**GIVEN PROBLEM**
Return all entries precisely as they stand, without the images.

**DATA SUPPLIED**
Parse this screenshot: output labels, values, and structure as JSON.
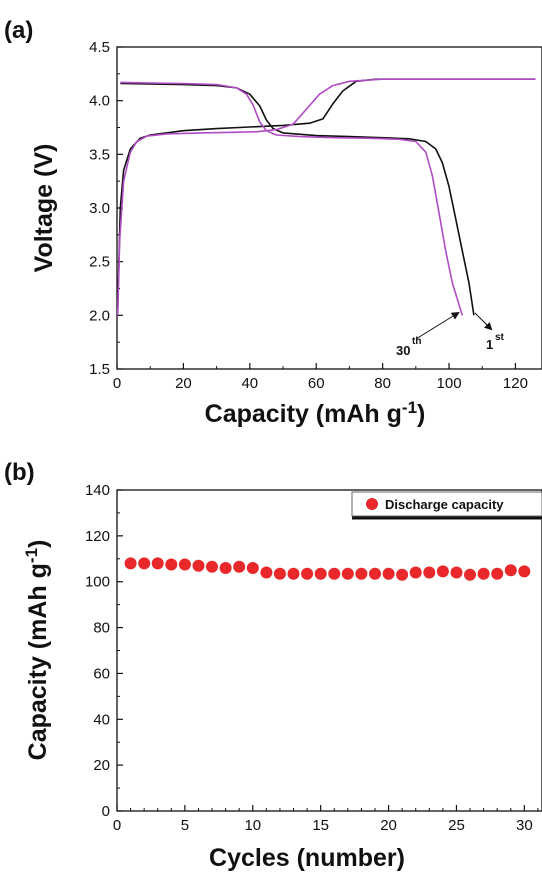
{
  "chart_data": [
    {
      "panel": "(a)",
      "type": "line",
      "xlabel": "Capacity (mAh g-1)",
      "ylabel": "Voltage (V)",
      "xlim": [
        0,
        128
      ],
      "ylim": [
        1.5,
        4.5
      ],
      "xticks": [
        "0",
        "20",
        "40",
        "60",
        "80",
        "100",
        "120"
      ],
      "yticks": [
        "1.5",
        "2.0",
        "2.5",
        "3.0",
        "3.5",
        "4.0",
        "4.5"
      ],
      "colors": {
        "1st": "#111111",
        "30th": "#b04cc4"
      },
      "series": [
        {
          "cycle": "1st",
          "segment": "charge",
          "color": "#111111",
          "points": [
            [
              1,
              4.16
            ],
            [
              10,
              4.155
            ],
            [
              20,
              4.15
            ],
            [
              30,
              4.14
            ],
            [
              36,
              4.12
            ],
            [
              40,
              4.06
            ],
            [
              43,
              3.95
            ],
            [
              45,
              3.82
            ],
            [
              47,
              3.74
            ],
            [
              50,
              3.7
            ],
            [
              60,
              3.675
            ],
            [
              70,
              3.665
            ],
            [
              80,
              3.655
            ],
            [
              88,
              3.645
            ],
            [
              93,
              3.62
            ],
            [
              96,
              3.55
            ],
            [
              98,
              3.42
            ],
            [
              100,
              3.2
            ],
            [
              102,
              2.9
            ],
            [
              104,
              2.6
            ],
            [
              106,
              2.3
            ],
            [
              107.5,
              2.0
            ]
          ]
        },
        {
          "cycle": "1st",
          "segment": "discharge",
          "color": "#111111",
          "points": [
            [
              0.2,
              2.05
            ],
            [
              1,
              3.0
            ],
            [
              2,
              3.35
            ],
            [
              4,
              3.55
            ],
            [
              7,
              3.65
            ],
            [
              10,
              3.68
            ],
            [
              20,
              3.72
            ],
            [
              30,
              3.74
            ],
            [
              40,
              3.755
            ],
            [
              50,
              3.77
            ],
            [
              58,
              3.79
            ],
            [
              62,
              3.83
            ],
            [
              65,
              3.97
            ],
            [
              68,
              4.09
            ],
            [
              72,
              4.18
            ],
            [
              78,
              4.2
            ],
            [
              90,
              4.2
            ],
            [
              105,
              4.2
            ],
            [
              126,
              4.2
            ]
          ]
        },
        {
          "cycle": "30th",
          "segment": "charge",
          "color": "#b04cc4",
          "points": [
            [
              1,
              4.17
            ],
            [
              10,
              4.165
            ],
            [
              20,
              4.16
            ],
            [
              30,
              4.15
            ],
            [
              36,
              4.12
            ],
            [
              39,
              4.06
            ],
            [
              41,
              3.96
            ],
            [
              43,
              3.8
            ],
            [
              45,
              3.72
            ],
            [
              48,
              3.68
            ],
            [
              55,
              3.665
            ],
            [
              65,
              3.655
            ],
            [
              75,
              3.65
            ],
            [
              85,
              3.64
            ],
            [
              90,
              3.62
            ],
            [
              93,
              3.52
            ],
            [
              95,
              3.3
            ],
            [
              97,
              2.95
            ],
            [
              99,
              2.6
            ],
            [
              101,
              2.3
            ],
            [
              104,
              2.0
            ]
          ]
        },
        {
          "cycle": "30th",
          "segment": "discharge",
          "color": "#b04cc4",
          "points": [
            [
              0.2,
              2.0
            ],
            [
              0.8,
              2.7
            ],
            [
              2,
              3.25
            ],
            [
              4,
              3.52
            ],
            [
              6,
              3.62
            ],
            [
              9,
              3.67
            ],
            [
              15,
              3.69
            ],
            [
              25,
              3.7
            ],
            [
              35,
              3.705
            ],
            [
              42,
              3.71
            ],
            [
              48,
              3.73
            ],
            [
              53,
              3.78
            ],
            [
              57,
              3.92
            ],
            [
              61,
              4.06
            ],
            [
              65,
              4.14
            ],
            [
              70,
              4.18
            ],
            [
              80,
              4.2
            ],
            [
              95,
              4.2
            ],
            [
              126,
              4.2
            ]
          ]
        }
      ],
      "annotations": [
        {
          "base": "30",
          "sup": "th"
        },
        {
          "base": "1",
          "sup": "st"
        }
      ]
    },
    {
      "panel": "(b)",
      "type": "scatter",
      "xlabel": "Cycles (number)",
      "ylabel": "Capacity (mAh g-1)",
      "xlim": [
        0,
        30
      ],
      "ylim": [
        0,
        140
      ],
      "xticks": [
        "0",
        "5",
        "10",
        "15",
        "20",
        "25",
        "30"
      ],
      "yticks": [
        "0",
        "20",
        "40",
        "60",
        "80",
        "100",
        "120",
        "140"
      ],
      "legend": {
        "label": "Discharge capacity",
        "position": "top-right"
      },
      "marker_color": "#e8282b",
      "x": [
        1,
        2,
        3,
        4,
        5,
        6,
        7,
        8,
        9,
        10,
        11,
        12,
        13,
        14,
        15,
        16,
        17,
        18,
        19,
        20,
        21,
        22,
        23,
        24,
        25,
        26,
        27,
        28,
        29,
        30
      ],
      "y": [
        108,
        108,
        108,
        107.5,
        107.5,
        107,
        106.5,
        106,
        106.5,
        106,
        104,
        103.5,
        103.5,
        103.5,
        103.5,
        103.5,
        103.5,
        103.5,
        103.5,
        103.5,
        103,
        104,
        104,
        104.5,
        104,
        103,
        103.5,
        103.5,
        105,
        104.5
      ]
    }
  ]
}
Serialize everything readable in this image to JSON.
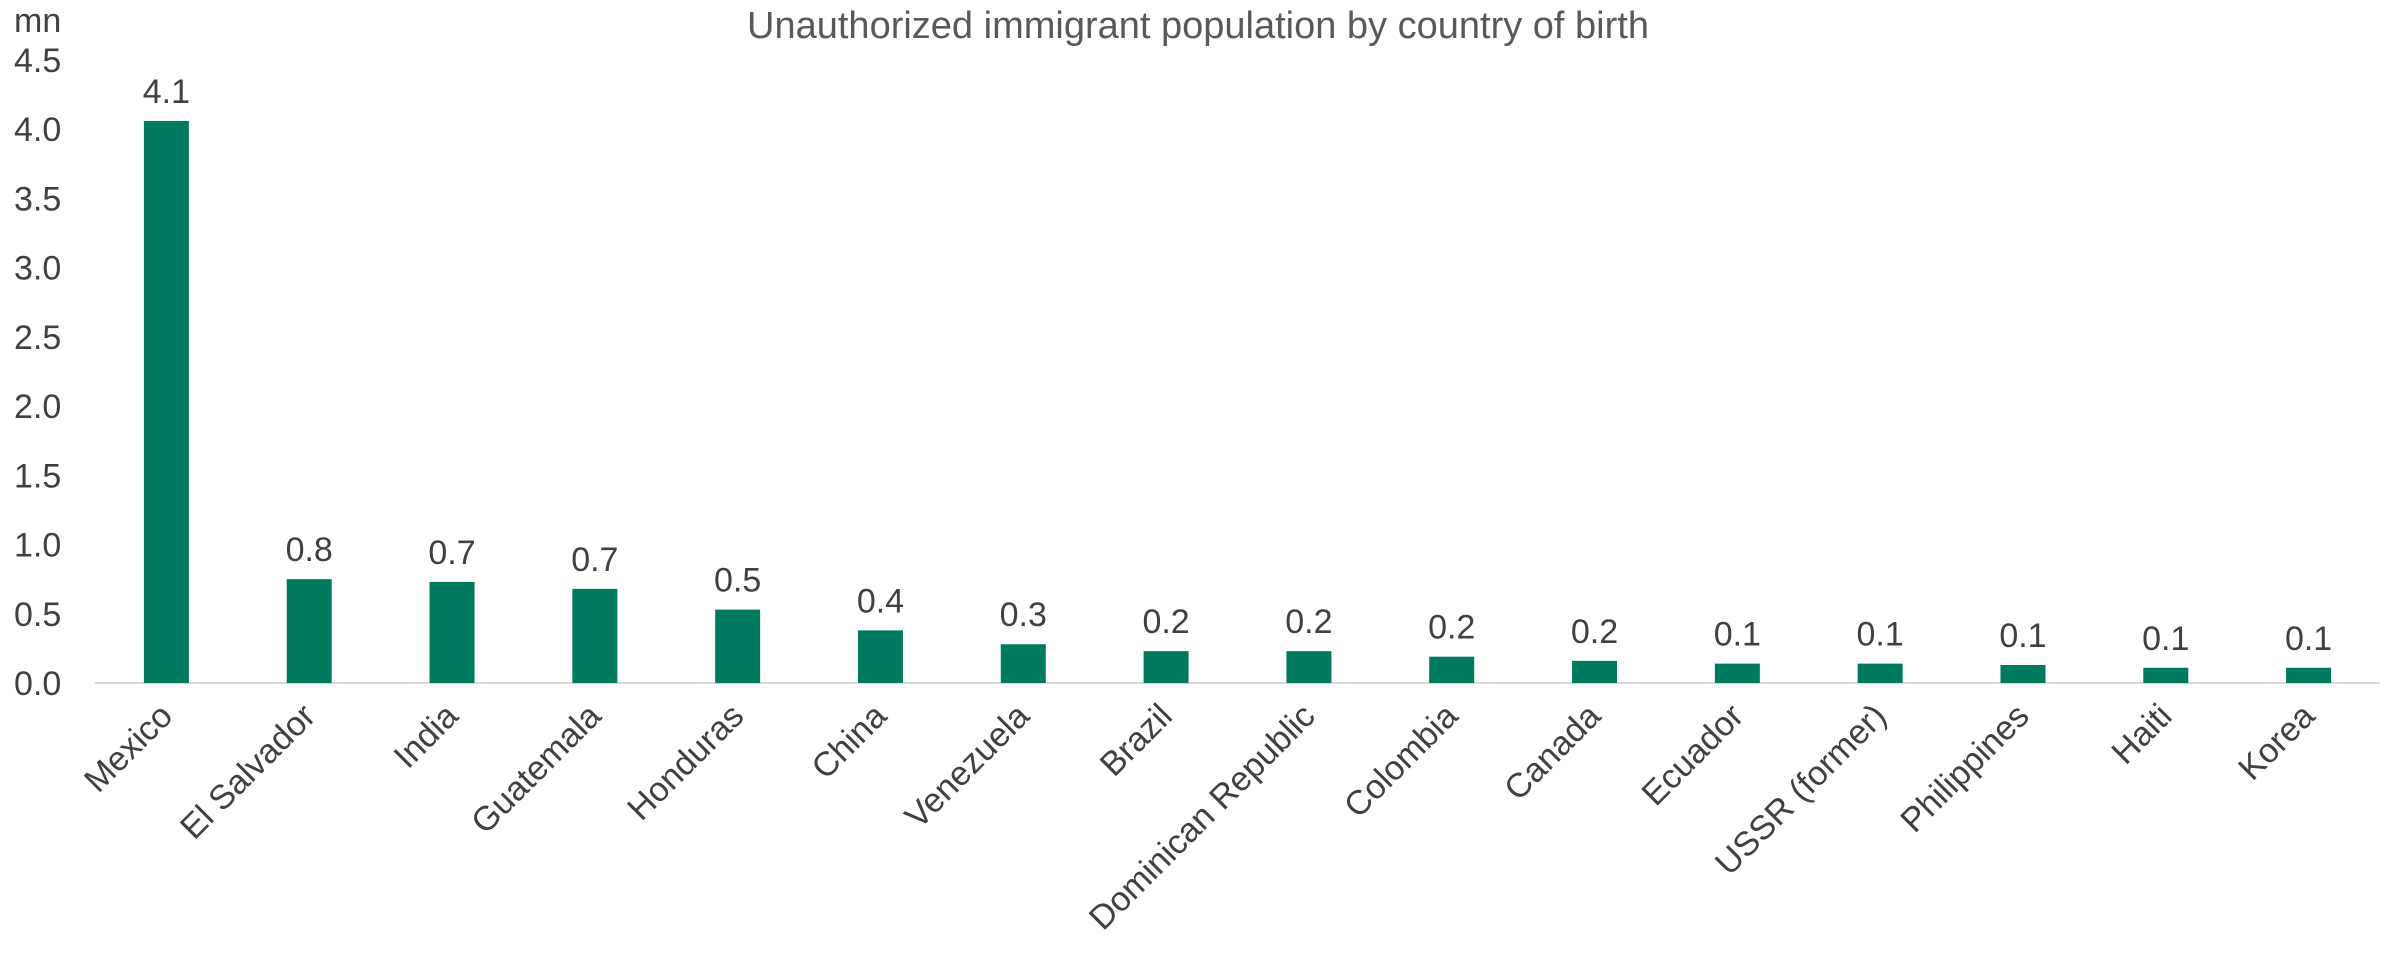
{
  "chart_data": {
    "type": "bar",
    "title": "Unauthorized immigrant population by country of birth",
    "unit_label": "mn",
    "xlabel": "",
    "ylabel": "",
    "ylim": [
      0,
      4.5
    ],
    "y_ticks": [
      "0.0",
      "0.5",
      "1.0",
      "1.5",
      "2.0",
      "2.5",
      "3.0",
      "3.5",
      "4.0",
      "4.5"
    ],
    "grid": false,
    "legend": "none",
    "bar_color": "#007A5E",
    "categories": [
      "Mexico",
      "El Salvador",
      "India",
      "Guatemala",
      "Honduras",
      "China",
      "Venezuela",
      "Brazil",
      "Dominican Republic",
      "Colombia",
      "Canada",
      "Ecuador",
      "USSR (former)",
      "Philippines",
      "Haiti",
      "Korea"
    ],
    "values": [
      4.06,
      0.75,
      0.73,
      0.68,
      0.53,
      0.38,
      0.28,
      0.23,
      0.23,
      0.19,
      0.16,
      0.14,
      0.14,
      0.13,
      0.11,
      0.11
    ],
    "data_labels": [
      "4.1",
      "0.8",
      "0.7",
      "0.7",
      "0.5",
      "0.4",
      "0.3",
      "0.2",
      "0.2",
      "0.2",
      "0.2",
      "0.1",
      "0.1",
      "0.1",
      "0.1",
      "0.1"
    ]
  }
}
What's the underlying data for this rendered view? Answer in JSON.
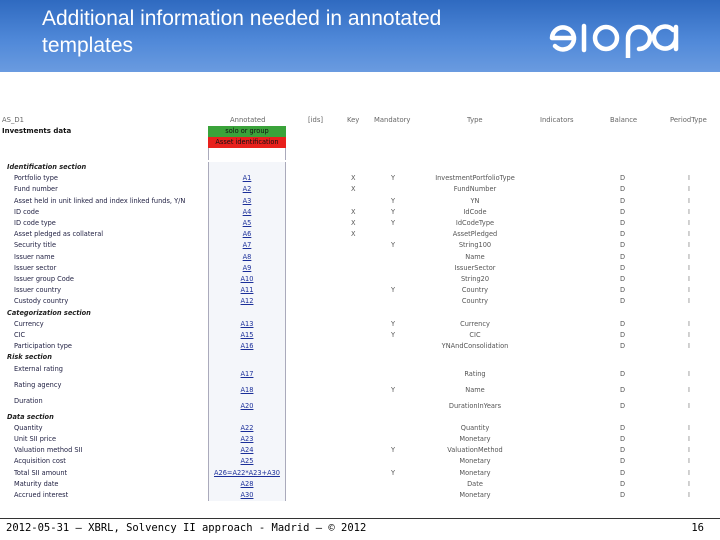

**RESULT OF THIS EXERCISE**
Parse this screenshot: output labels, values, and structure as JSON.
{
  "chart_data": [
    {
      "panel": "(a)",
      "type": "line",
      "xlabel": "Capacity (mAh g-1)",
      "ylabel": "Voltage (V)",
      "xlim": [
        0,
        128
      ],
      "ylim": [
        1.5,
        4.5
      ],
      "xticks": [
        "0",
        "20",
        "40",
        "60",
        "80",
        "100",
        "120"
      ],
      "yticks": [
        "1.5",
        "2.0",
        "2.5",
        "3.0",
        "3.5",
        "4.0",
        "4.5"
      ],
      "colors": {
        "1st": "#111111",
        "30th": "#b04cc4"
      },
      "series": [
        {
          "cycle": "1st",
          "segment": "charge",
          "color": "#111111",
          "points": [
            [
              1,
              4.16
            ],
            [
              10,
              4.155
            ],
            [
              20,
              4.15
            ],
            [
              30,
              4.14
            ],
            [
              36,
              4.12
            ],
            [
              40,
              4.06
            ],
            [
              43,
              3.95
            ],
            [
              45,
              3.82
            ],
            [
              47,
              3.74
            ],
            [
              50,
              3.7
            ],
            [
              60,
              3.675
            ],
            [
              70,
              3.665
            ],
            [
              80,
              3.655
            ],
            [
              88,
              3.645
            ],
            [
              93,
              3.62
            ],
            [
              96,
              3.55
            ],
            [
              98,
              3.42
            ],
            [
              100,
              3.2
            ],
            [
              102,
              2.9
            ],
            [
              104,
              2.6
            ],
            [
              106,
              2.3
            ],
            [
              107.5,
              2.0
            ]
          ]
        },
        {
          "cycle": "1st",
          "segment": "discharge",
          "color": "#111111",
          "points": [
            [
              0.2,
              2.05
            ],
            [
              1,
              3.0
            ],
            [
              2,
              3.35
            ],
            [
              4,
              3.55
            ],
            [
              7,
              3.65
            ],
            [
              10,
              3.68
            ],
            [
              20,
              3.72
            ],
            [
              30,
              3.74
            ],
            [
              40,
              3.755
            ],
            [
              50,
              3.77
            ],
            [
              58,
              3.79
            ],
            [
              62,
              3.83
            ],
            [
              65,
              3.97
            ],
            [
              68,
              4.09
            ],
            [
              72,
              4.18
            ],
            [
              78,
              4.2
            ],
            [
              90,
              4.2
            ],
            [
              105,
              4.2
            ],
            [
              126,
              4.2
            ]
          ]
        },
        {
          "cycle": "30th",
          "segment": "charge",
          "color": "#b04cc4",
          "points": [
            [
              1,
              4.17
            ],
            [
              10,
              4.165
            ],
            [
              20,
              4.16
            ],
            [
              30,
              4.15
            ],
            [
              36,
              4.12
            ],
            [
              39,
              4.06
            ],
            [
              41,
              3.96
            ],
            [
              43,
              3.8
            ],
            [
              45,
              3.72
            ],
            [
              48,
              3.68
            ],
            [
              55,
              3.665
            ],
            [
              65,
              3.655
            ],
            [
              75,
              3.65
            ],
            [
              85,
              3.64
            ],
            [
              90,
              3.62
            ],
            [
              93,
              3.52
            ],
            [
              95,
              3.3
            ],
            [
              97,
              2.95
            ],
            [
              99,
              2.6
            ],
            [
              101,
              2.3
            ],
            [
              104,
              2.0
            ]
          ]
        },
        {
          "cycle": "30th",
          "segment": "discharge",
          "color": "#b04cc4",
          "points": [
            [
              0.2,
              2.0
            ],
            [
              0.8,
              2.7
            ],
            [
              2,
              3.25
            ],
            [
              4,
              3.52
            ],
            [
              6,
              3.62
            ],
            [
              9,
              3.67
            ],
            [
              15,
              3.69
            ],
            [
              25,
              3.7
            ],
            [
              35,
              3.705
            ],
            [
              42,
              3.71
            ],
            [
              48,
              3.73
            ],
            [
              53,
              3.78
            ],
            [
              57,
              3.92
            ],
            [
              61,
              4.06
            ],
            [
              65,
              4.14
            ],
            [
              70,
              4.18
            ],
            [
              80,
              4.2
            ],
            [
              95,
              4.2
            ],
            [
              126,
              4.2
            ]
          ]
        }
      ],
      "annotations": [
        {
          "base": "30",
          "sup": "th"
        },
        {
          "base": "1",
          "sup": "st"
        }
      ]
    },
    {
      "panel": "(b)",
      "type": "scatter",
      "xlabel": "Cycles (number)",
      "ylabel": "Capacity (mAh g-1)",
      "xlim": [
        0,
        30
      ],
      "ylim": [
        0,
        140
      ],
      "xticks": [
        "0",
        "5",
        "10",
        "15",
        "20",
        "25",
        "30"
      ],
      "yticks": [
        "0",
        "20",
        "40",
        "60",
        "80",
        "100",
        "120",
        "140"
      ],
      "legend": {
        "label": "Discharge capacity",
        "position": "top-right"
      },
      "marker_color": "#e8282b",
      "x": [
        1,
        2,
        3,
        4,
        5,
        6,
        7,
        8,
        9,
        10,
        11,
        12,
        13,
        14,
        15,
        16,
        17,
        18,
        19,
        20,
        21,
        22,
        23,
        24,
        25,
        26,
        27,
        28,
        29,
        30
      ],
      "y": [
        108,
        108,
        108,
        107.5,
        107.5,
        107,
        106.5,
        106,
        106.5,
        106,
        104,
        103.5,
        103.5,
        103.5,
        103.5,
        103.5,
        103.5,
        103.5,
        103.5,
        103.5,
        103,
        104,
        104,
        104.5,
        104,
        103,
        103.5,
        103.5,
        105,
        104.5
      ]
    }
  ]
}
Serialize everything readable in this image to JSON.
{
  "chart_data": {
    "type": "bar",
    "title": "Unauthorized immigrant population by country of birth",
    "unit_label": "mn",
    "xlabel": "",
    "ylabel": "",
    "ylim": [
      0,
      4.5
    ],
    "y_ticks": [
      "0.0",
      "0.5",
      "1.0",
      "1.5",
      "2.0",
      "2.5",
      "3.0",
      "3.5",
      "4.0",
      "4.5"
    ],
    "grid": false,
    "legend": "none",
    "bar_color": "#007A5E",
    "categories": [
      "Mexico",
      "El Salvador",
      "India",
      "Guatemala",
      "Honduras",
      "China",
      "Venezuela",
      "Brazil",
      "Dominican Republic",
      "Colombia",
      "Canada",
      "Ecuador",
      "USSR (former)",
      "Philippines",
      "Haiti",
      "Korea"
    ],
    "values": [
      4.06,
      0.75,
      0.73,
      0.68,
      0.53,
      0.38,
      0.28,
      0.23,
      0.23,
      0.19,
      0.16,
      0.14,
      0.14,
      0.13,
      0.11,
      0.11
    ],
    "data_labels": [
      "4.1",
      "0.8",
      "0.7",
      "0.7",
      "0.5",
      "0.4",
      "0.3",
      "0.2",
      "0.2",
      "0.2",
      "0.2",
      "0.1",
      "0.1",
      "0.1",
      "0.1",
      "0.1"
    ]
  }
}
What's the underlying data for this rendered view? Answer in JSON.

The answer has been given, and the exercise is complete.